Every line that includes the word "ylabel" is to be listed.

Dataset entries on figures:
::::

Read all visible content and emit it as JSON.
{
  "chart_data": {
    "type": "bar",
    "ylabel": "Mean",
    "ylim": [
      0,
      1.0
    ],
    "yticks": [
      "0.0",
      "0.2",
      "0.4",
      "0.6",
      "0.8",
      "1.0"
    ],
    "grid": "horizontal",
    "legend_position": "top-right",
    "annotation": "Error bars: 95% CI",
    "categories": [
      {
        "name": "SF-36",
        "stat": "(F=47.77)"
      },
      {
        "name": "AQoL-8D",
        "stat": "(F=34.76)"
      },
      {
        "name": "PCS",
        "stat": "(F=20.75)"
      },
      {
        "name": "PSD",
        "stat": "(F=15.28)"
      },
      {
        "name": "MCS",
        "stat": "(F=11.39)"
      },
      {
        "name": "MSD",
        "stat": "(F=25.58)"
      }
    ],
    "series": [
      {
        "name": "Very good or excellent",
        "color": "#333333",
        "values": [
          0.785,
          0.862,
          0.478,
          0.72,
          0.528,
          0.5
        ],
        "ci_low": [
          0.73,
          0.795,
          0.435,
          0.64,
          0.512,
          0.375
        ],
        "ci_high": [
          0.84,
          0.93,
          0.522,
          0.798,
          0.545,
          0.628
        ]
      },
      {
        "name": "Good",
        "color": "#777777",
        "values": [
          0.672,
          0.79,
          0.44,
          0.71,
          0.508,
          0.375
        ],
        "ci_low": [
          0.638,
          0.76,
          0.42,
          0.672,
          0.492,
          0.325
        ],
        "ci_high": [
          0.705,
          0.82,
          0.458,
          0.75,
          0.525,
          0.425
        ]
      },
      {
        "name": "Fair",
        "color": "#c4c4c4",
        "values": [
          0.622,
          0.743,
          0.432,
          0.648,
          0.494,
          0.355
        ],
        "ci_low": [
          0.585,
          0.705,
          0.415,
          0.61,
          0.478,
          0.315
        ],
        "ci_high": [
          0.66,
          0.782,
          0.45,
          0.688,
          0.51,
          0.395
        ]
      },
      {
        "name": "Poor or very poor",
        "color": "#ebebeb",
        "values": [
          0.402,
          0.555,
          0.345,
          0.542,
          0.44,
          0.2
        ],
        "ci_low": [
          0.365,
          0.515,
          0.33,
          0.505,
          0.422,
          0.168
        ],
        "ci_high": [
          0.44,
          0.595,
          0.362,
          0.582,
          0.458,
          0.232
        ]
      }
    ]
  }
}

::::

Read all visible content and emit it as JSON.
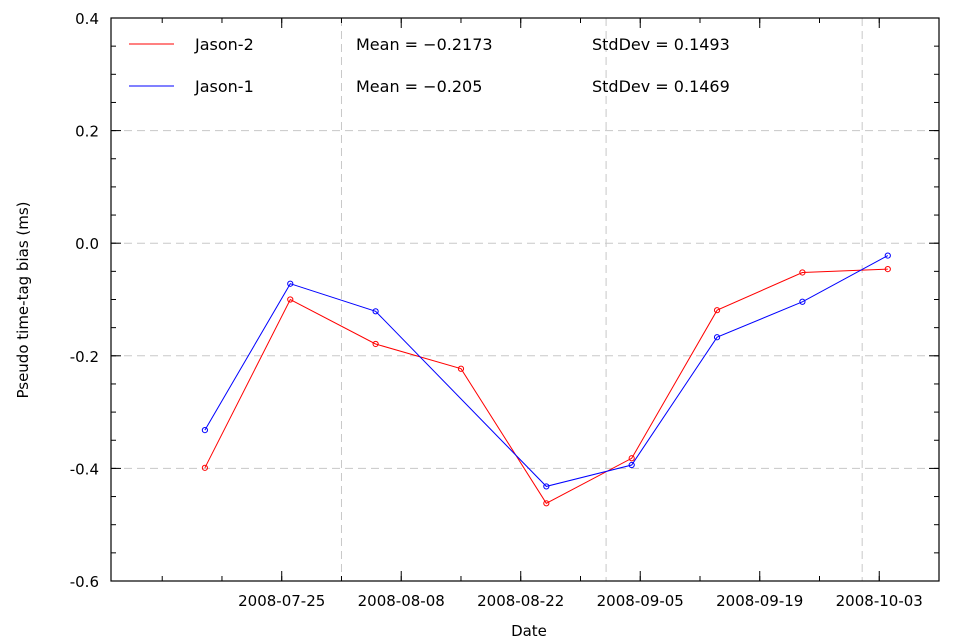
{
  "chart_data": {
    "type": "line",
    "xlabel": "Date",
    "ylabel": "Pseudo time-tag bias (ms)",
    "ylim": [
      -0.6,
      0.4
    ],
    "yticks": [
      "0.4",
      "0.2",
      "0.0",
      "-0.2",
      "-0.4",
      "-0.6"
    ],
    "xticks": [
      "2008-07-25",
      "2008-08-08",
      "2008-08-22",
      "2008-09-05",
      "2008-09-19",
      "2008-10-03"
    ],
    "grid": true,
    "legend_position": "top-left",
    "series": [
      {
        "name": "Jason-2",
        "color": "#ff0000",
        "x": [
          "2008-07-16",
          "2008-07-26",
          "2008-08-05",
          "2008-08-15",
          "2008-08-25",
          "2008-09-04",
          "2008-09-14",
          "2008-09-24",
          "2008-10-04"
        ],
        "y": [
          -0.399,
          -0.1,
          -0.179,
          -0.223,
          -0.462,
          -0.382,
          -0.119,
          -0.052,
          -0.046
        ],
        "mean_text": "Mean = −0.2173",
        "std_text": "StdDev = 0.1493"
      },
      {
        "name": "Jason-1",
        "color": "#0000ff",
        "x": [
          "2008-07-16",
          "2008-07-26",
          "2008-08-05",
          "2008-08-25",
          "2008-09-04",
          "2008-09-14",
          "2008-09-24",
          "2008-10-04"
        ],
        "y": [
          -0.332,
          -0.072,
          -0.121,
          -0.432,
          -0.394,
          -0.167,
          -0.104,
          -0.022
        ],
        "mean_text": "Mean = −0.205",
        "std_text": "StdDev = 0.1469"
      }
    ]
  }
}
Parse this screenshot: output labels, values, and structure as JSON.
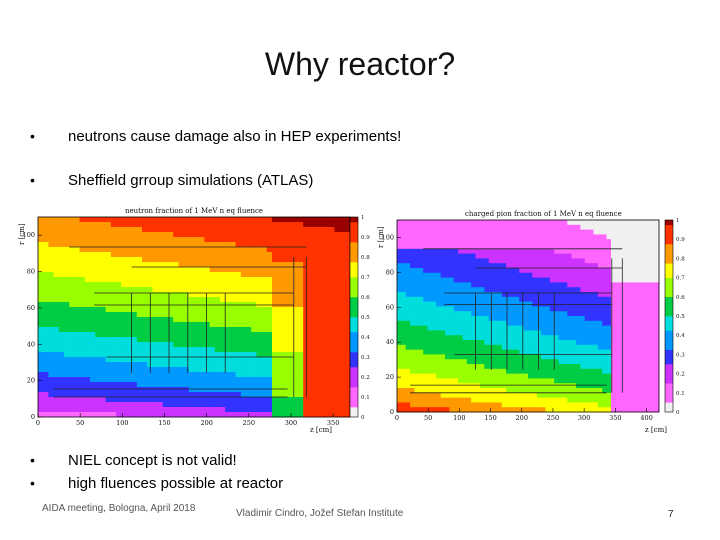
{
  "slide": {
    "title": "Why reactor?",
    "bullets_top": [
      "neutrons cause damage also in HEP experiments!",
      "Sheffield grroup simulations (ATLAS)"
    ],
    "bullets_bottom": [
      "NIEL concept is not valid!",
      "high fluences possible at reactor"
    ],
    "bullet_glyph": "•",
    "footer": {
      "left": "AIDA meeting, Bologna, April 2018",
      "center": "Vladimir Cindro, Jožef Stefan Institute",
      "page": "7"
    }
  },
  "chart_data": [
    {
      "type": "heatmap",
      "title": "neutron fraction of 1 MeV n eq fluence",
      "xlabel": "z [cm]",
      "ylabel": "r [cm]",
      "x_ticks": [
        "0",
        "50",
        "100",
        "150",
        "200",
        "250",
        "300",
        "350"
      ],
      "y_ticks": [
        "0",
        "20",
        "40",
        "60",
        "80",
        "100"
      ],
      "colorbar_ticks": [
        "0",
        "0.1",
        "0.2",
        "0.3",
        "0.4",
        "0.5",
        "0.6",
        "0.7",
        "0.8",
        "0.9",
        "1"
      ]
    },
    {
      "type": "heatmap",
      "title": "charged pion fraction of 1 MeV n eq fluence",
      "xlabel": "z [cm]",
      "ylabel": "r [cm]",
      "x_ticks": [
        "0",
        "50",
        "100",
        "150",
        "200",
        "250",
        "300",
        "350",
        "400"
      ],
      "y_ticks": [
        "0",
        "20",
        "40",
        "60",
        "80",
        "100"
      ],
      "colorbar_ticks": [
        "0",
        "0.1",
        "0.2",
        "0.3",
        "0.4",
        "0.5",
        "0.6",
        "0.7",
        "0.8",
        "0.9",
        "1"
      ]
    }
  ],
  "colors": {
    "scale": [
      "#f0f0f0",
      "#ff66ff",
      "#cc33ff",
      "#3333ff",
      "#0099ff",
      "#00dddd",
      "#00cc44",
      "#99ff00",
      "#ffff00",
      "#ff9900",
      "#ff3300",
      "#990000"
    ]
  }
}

::::

Solution to the problem
    "ylabel": "Mean",
    "ylabel": "Pseudo time-tag bias (ms)",
      "ylabel": "r [cm]",
      "ylabel": "r [cm]",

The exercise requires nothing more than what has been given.